■ Short problem:
Go through the entries below and collect each line with the string "colors" in it.

■ Dataset excerpt:

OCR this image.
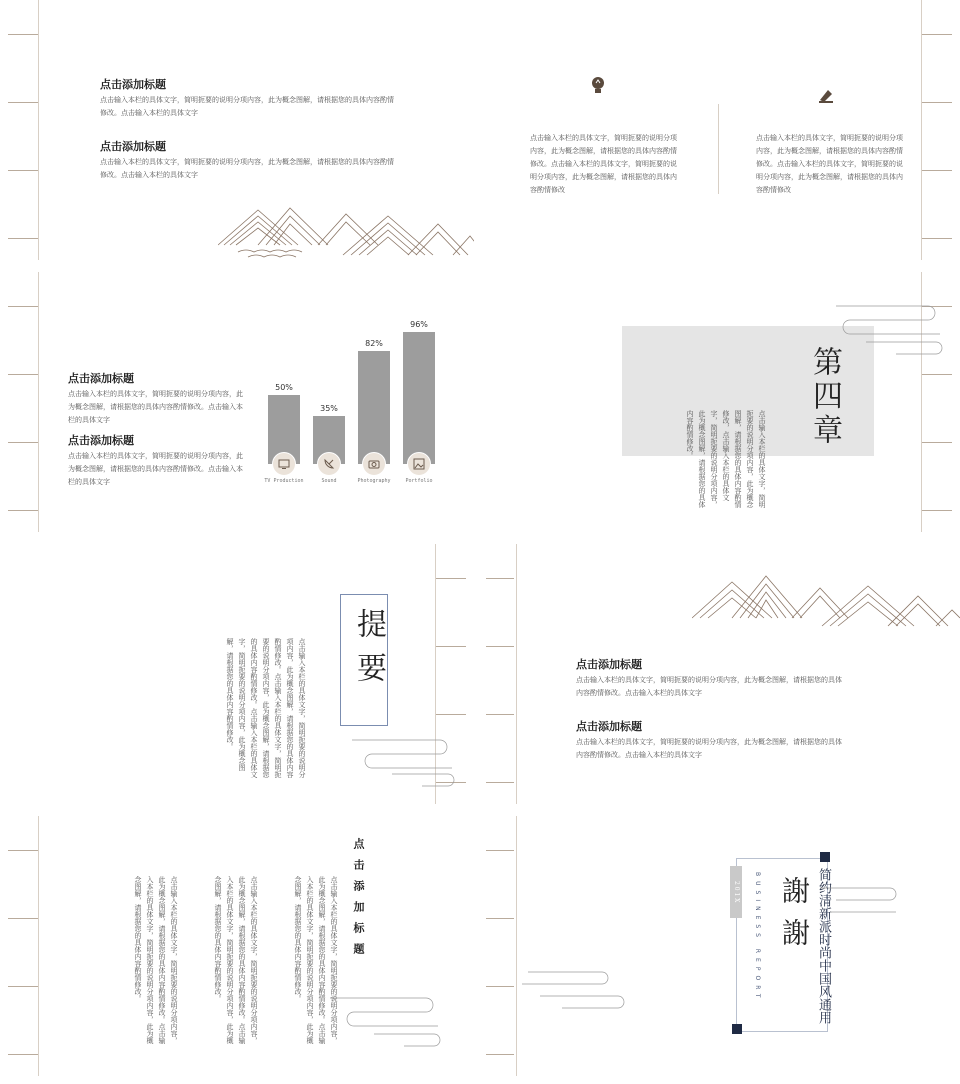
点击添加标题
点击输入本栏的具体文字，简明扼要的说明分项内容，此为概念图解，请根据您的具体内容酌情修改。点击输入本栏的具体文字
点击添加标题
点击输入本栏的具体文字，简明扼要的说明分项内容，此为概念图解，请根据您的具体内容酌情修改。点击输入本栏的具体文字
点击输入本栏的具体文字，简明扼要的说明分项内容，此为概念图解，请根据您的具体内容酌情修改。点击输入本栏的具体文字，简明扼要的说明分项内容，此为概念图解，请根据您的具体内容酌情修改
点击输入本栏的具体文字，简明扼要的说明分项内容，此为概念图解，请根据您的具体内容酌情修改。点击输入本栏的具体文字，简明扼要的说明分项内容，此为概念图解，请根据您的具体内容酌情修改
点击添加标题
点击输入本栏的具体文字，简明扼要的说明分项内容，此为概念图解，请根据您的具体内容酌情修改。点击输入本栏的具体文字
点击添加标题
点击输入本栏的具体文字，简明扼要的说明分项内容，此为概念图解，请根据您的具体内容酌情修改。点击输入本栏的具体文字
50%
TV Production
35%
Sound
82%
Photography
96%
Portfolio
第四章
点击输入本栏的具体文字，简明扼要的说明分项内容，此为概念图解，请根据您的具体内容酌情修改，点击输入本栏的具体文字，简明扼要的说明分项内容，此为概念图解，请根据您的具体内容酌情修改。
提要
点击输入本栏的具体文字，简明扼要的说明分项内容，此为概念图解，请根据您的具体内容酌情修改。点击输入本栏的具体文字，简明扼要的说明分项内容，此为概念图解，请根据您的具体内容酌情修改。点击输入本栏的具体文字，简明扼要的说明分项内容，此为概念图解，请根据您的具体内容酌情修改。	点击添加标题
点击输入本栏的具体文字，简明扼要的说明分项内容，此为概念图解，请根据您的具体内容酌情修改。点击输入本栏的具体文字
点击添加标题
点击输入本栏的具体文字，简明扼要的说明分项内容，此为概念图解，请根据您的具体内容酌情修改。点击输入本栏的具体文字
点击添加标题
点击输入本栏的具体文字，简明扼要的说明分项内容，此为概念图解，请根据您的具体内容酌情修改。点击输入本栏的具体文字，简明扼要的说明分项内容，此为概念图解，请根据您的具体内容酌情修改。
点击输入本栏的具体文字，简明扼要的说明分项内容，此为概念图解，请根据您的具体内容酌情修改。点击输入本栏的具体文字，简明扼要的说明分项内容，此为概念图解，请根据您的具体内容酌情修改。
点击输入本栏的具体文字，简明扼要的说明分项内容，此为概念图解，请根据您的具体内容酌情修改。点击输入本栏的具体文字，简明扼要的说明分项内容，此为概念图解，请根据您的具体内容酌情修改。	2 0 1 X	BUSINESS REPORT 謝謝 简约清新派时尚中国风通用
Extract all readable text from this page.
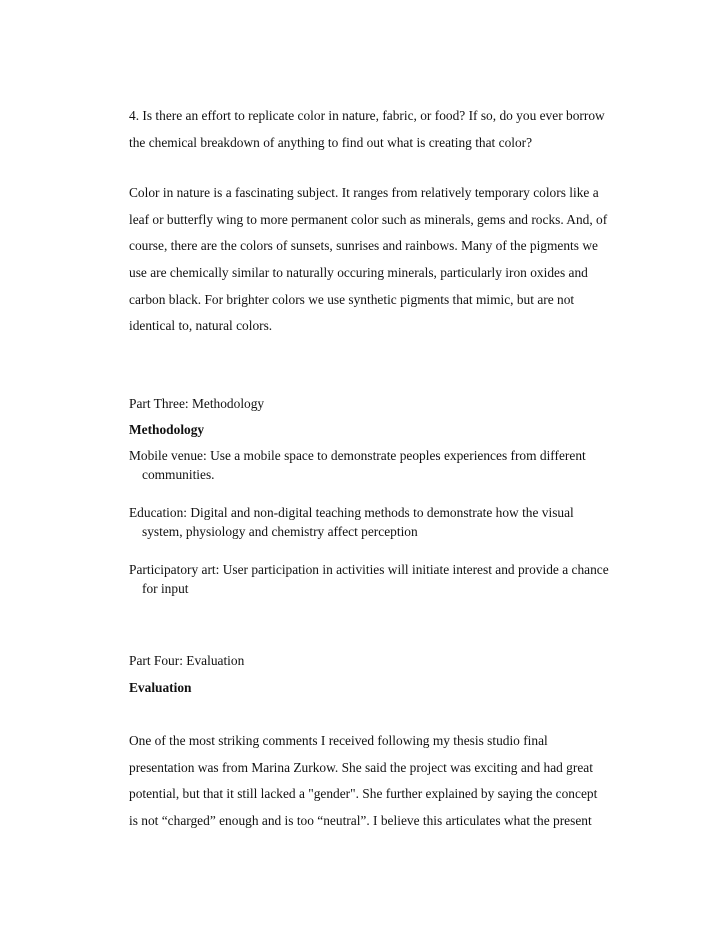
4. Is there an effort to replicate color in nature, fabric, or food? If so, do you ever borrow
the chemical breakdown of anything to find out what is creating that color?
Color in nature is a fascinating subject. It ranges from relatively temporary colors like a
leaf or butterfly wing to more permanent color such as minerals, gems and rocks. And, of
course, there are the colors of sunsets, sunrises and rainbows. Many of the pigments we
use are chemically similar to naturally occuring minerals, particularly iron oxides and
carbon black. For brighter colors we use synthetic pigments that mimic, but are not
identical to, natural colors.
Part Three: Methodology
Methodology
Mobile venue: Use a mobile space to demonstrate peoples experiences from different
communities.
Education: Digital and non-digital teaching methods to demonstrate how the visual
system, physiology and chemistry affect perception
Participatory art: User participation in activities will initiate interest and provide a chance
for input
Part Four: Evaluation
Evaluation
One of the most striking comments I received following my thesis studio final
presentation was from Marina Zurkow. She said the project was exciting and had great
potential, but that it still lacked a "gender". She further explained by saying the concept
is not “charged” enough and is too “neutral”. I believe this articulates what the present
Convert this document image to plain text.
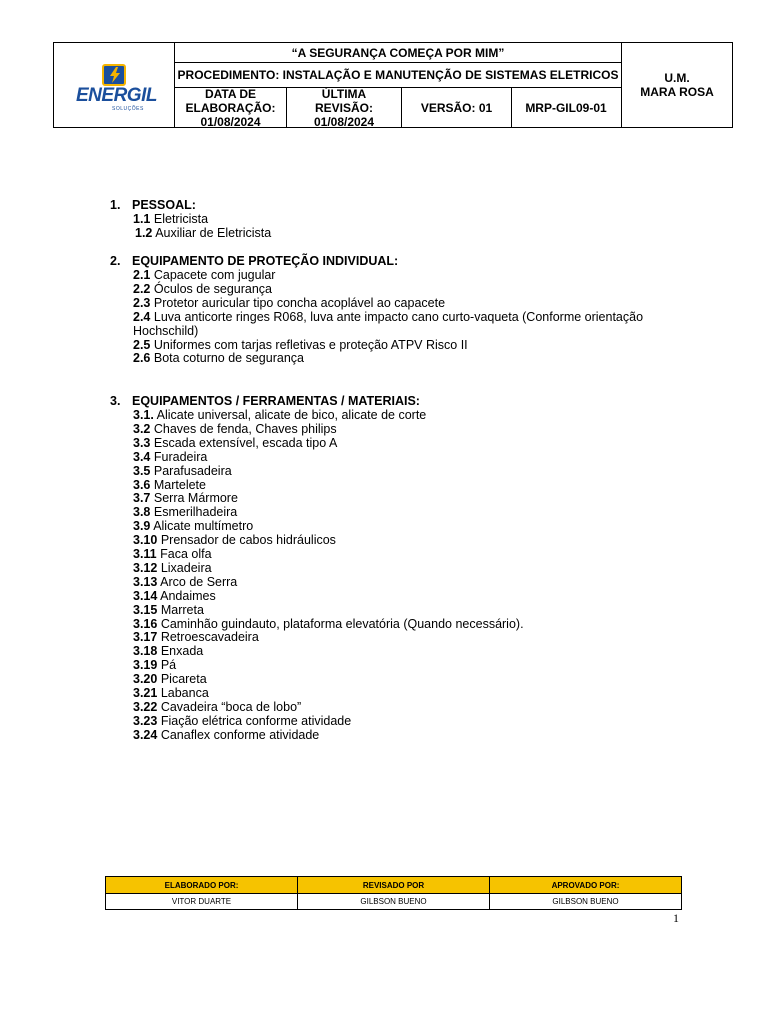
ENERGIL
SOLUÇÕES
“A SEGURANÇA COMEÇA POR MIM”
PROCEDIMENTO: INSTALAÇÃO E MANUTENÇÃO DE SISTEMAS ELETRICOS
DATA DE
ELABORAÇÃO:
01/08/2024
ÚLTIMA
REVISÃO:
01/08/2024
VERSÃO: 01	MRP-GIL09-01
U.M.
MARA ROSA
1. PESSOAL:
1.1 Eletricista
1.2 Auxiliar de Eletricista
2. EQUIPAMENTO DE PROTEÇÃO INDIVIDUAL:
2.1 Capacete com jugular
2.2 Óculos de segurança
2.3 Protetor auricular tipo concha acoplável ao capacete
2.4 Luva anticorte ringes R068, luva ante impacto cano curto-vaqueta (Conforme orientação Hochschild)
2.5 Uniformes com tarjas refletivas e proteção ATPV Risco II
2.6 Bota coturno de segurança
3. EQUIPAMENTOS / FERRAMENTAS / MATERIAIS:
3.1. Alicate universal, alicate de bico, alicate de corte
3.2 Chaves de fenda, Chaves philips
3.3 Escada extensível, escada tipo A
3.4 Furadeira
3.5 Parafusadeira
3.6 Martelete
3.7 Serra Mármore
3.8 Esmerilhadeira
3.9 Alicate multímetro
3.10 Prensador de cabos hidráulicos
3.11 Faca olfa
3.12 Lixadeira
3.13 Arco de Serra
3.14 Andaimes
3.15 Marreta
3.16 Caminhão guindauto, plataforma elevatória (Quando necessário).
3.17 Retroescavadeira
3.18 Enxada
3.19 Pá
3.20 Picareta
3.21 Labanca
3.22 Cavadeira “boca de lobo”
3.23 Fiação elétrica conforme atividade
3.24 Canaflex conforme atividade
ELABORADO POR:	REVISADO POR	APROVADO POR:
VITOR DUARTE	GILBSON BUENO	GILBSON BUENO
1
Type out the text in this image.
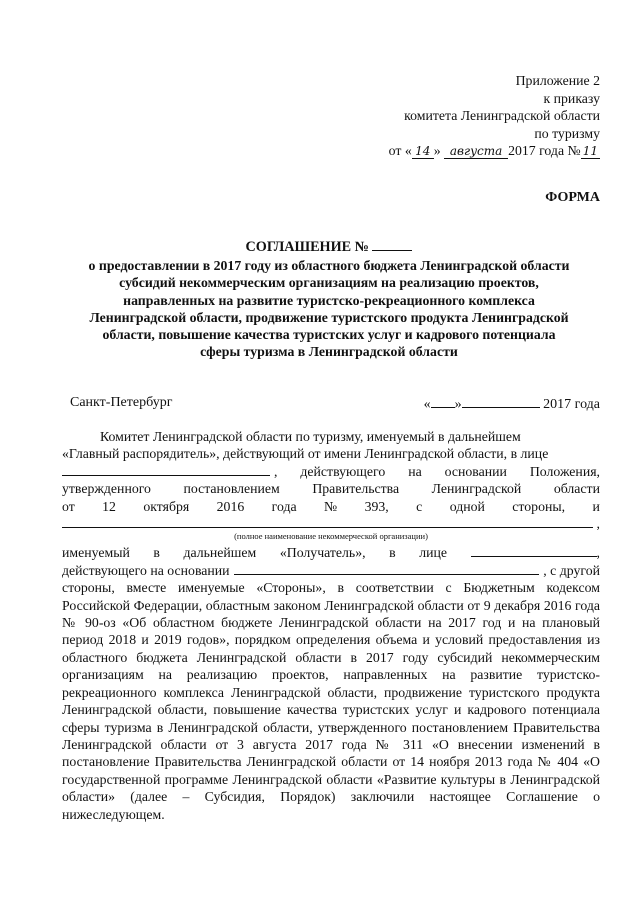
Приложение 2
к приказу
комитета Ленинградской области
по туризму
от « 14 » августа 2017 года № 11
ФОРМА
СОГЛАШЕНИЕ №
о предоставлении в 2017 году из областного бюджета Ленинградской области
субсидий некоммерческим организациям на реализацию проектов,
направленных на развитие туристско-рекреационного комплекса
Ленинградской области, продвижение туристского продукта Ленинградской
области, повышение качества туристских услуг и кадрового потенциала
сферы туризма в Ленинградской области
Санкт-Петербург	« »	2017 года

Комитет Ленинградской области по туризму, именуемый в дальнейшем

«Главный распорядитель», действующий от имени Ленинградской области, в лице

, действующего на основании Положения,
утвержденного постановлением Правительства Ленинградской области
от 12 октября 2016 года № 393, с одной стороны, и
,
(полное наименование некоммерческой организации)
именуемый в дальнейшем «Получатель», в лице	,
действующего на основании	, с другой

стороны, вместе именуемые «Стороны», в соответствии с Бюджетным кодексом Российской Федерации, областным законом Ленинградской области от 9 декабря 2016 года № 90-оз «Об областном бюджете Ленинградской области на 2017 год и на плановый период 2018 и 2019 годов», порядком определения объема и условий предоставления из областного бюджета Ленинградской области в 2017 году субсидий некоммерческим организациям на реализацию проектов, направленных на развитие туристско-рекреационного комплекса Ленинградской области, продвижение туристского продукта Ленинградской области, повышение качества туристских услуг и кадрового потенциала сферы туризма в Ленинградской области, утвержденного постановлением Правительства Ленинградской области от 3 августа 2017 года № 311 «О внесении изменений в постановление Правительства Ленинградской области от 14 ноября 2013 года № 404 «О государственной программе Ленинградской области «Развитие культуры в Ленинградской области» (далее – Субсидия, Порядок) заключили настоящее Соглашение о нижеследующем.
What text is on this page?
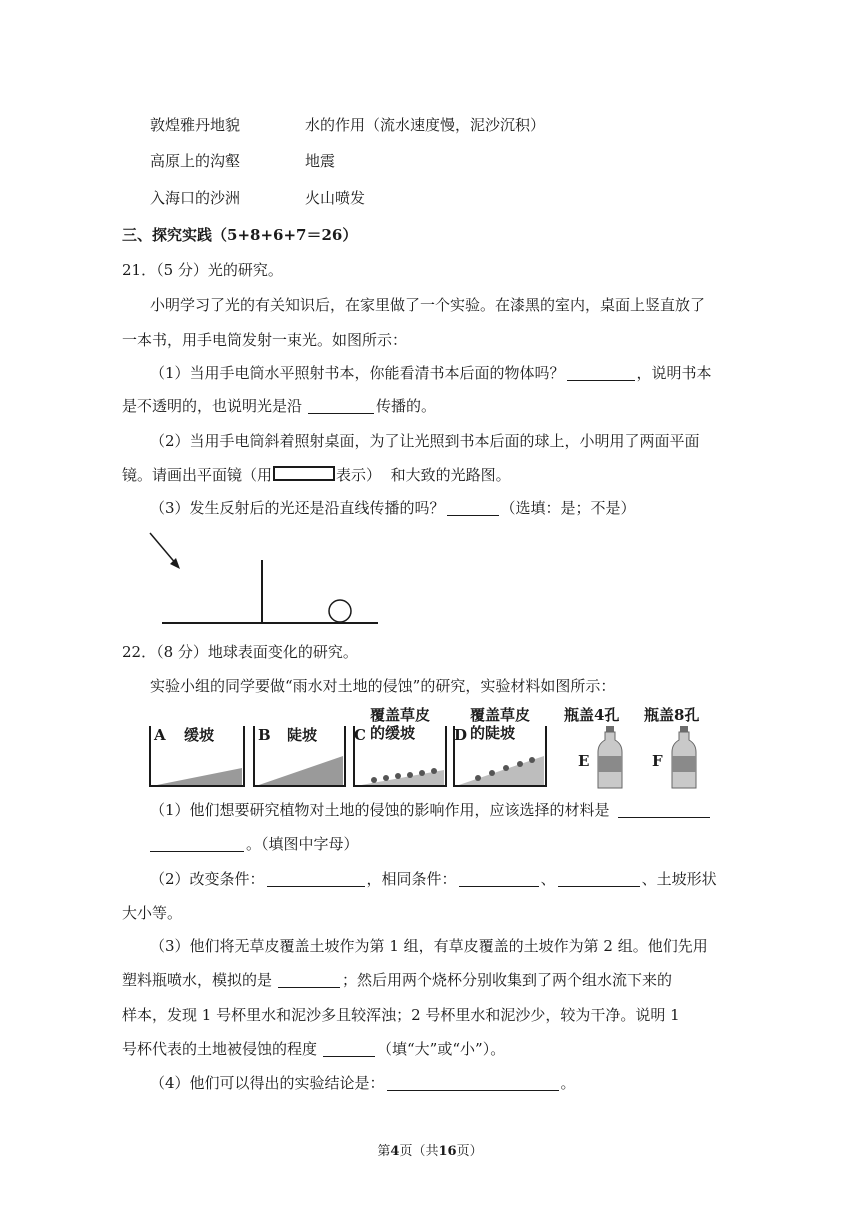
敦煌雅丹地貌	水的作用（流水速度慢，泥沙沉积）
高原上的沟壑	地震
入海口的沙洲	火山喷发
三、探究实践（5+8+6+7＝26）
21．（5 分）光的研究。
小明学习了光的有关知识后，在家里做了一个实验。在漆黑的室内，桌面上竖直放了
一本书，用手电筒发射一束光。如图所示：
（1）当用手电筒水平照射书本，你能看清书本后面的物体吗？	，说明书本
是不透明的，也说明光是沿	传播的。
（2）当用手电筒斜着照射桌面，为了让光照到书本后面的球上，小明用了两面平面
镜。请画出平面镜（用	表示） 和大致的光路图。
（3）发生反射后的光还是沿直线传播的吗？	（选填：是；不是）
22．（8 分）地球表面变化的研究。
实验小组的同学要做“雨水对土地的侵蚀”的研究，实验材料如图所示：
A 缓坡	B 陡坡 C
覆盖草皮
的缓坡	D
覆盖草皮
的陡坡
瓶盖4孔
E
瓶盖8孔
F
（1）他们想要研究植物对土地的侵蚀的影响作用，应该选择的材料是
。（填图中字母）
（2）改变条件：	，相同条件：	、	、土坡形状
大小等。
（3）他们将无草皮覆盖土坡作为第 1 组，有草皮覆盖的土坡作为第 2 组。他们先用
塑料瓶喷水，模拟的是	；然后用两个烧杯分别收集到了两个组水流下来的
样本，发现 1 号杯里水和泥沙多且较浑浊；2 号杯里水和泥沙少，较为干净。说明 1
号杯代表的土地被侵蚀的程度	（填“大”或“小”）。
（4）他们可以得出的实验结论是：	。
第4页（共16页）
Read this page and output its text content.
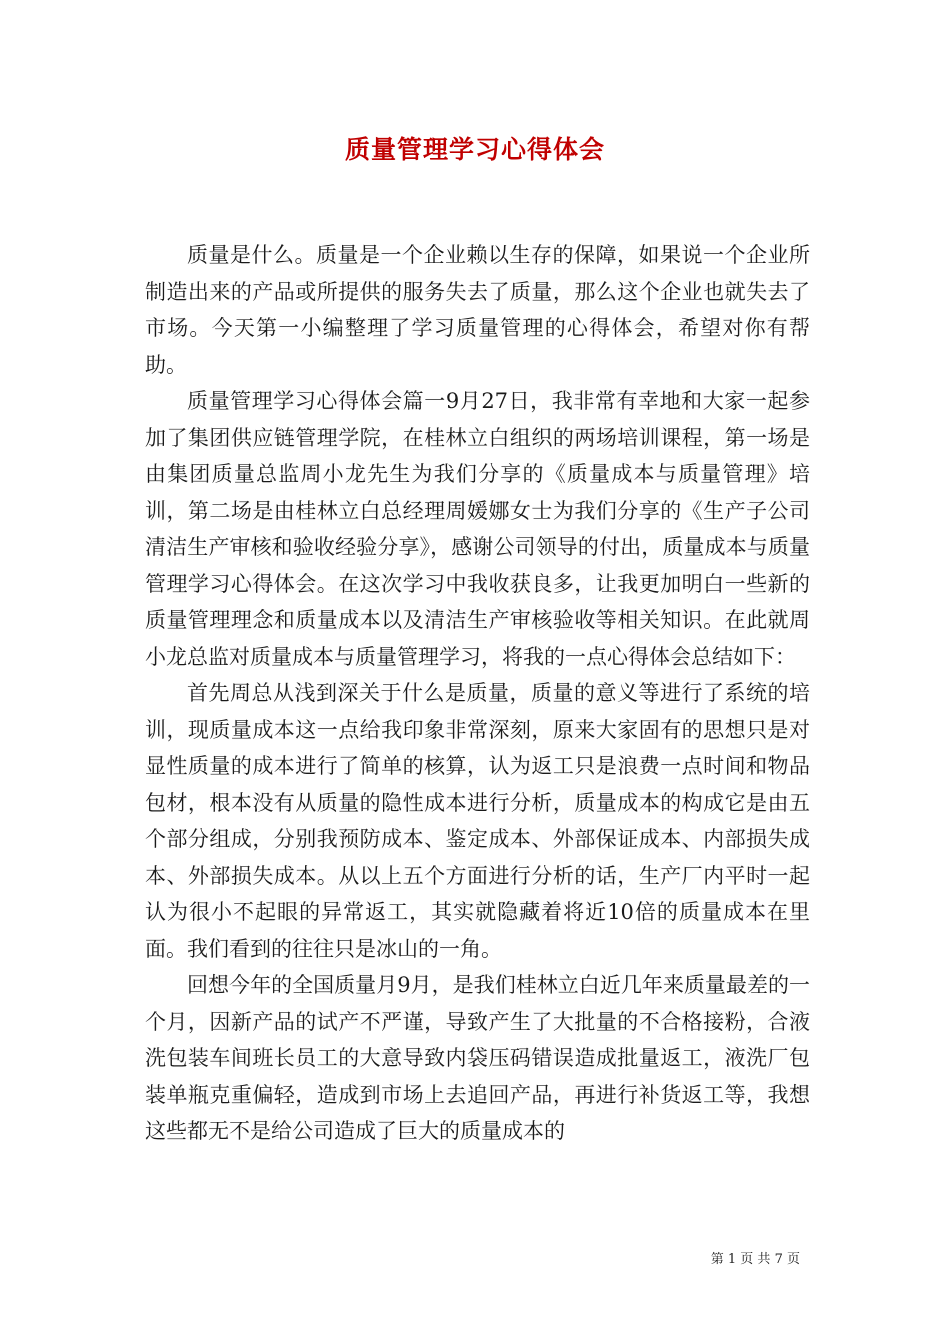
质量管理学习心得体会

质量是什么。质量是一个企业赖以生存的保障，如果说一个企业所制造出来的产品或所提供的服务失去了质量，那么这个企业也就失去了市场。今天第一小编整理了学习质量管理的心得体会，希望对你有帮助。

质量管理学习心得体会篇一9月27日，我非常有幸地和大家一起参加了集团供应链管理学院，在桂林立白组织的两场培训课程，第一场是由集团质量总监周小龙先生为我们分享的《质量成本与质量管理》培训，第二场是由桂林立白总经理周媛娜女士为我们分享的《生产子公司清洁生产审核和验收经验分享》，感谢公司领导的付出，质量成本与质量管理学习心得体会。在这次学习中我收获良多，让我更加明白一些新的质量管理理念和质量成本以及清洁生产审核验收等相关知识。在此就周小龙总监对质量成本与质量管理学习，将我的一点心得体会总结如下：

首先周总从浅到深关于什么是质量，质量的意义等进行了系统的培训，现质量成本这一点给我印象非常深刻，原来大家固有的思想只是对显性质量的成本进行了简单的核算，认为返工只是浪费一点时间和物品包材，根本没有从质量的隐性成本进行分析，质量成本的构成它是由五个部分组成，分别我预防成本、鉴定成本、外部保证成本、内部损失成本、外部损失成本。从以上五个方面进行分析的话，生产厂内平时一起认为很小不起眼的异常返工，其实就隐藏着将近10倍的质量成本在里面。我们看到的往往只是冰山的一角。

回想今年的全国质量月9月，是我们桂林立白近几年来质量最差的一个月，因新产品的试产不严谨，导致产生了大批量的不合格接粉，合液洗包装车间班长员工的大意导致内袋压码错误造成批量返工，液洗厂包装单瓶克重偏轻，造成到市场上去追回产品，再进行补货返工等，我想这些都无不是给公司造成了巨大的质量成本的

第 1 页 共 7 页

■ The response:
Color in nature is a fascinating subject. It ranges from relatively temporary colors like a
course, there are the colors of sunsets, sunrises and rainbows. Many of the pigments we
carbon black. For brighter colors we use synthetic pigments that mimic, but are not
identical to, natural colors.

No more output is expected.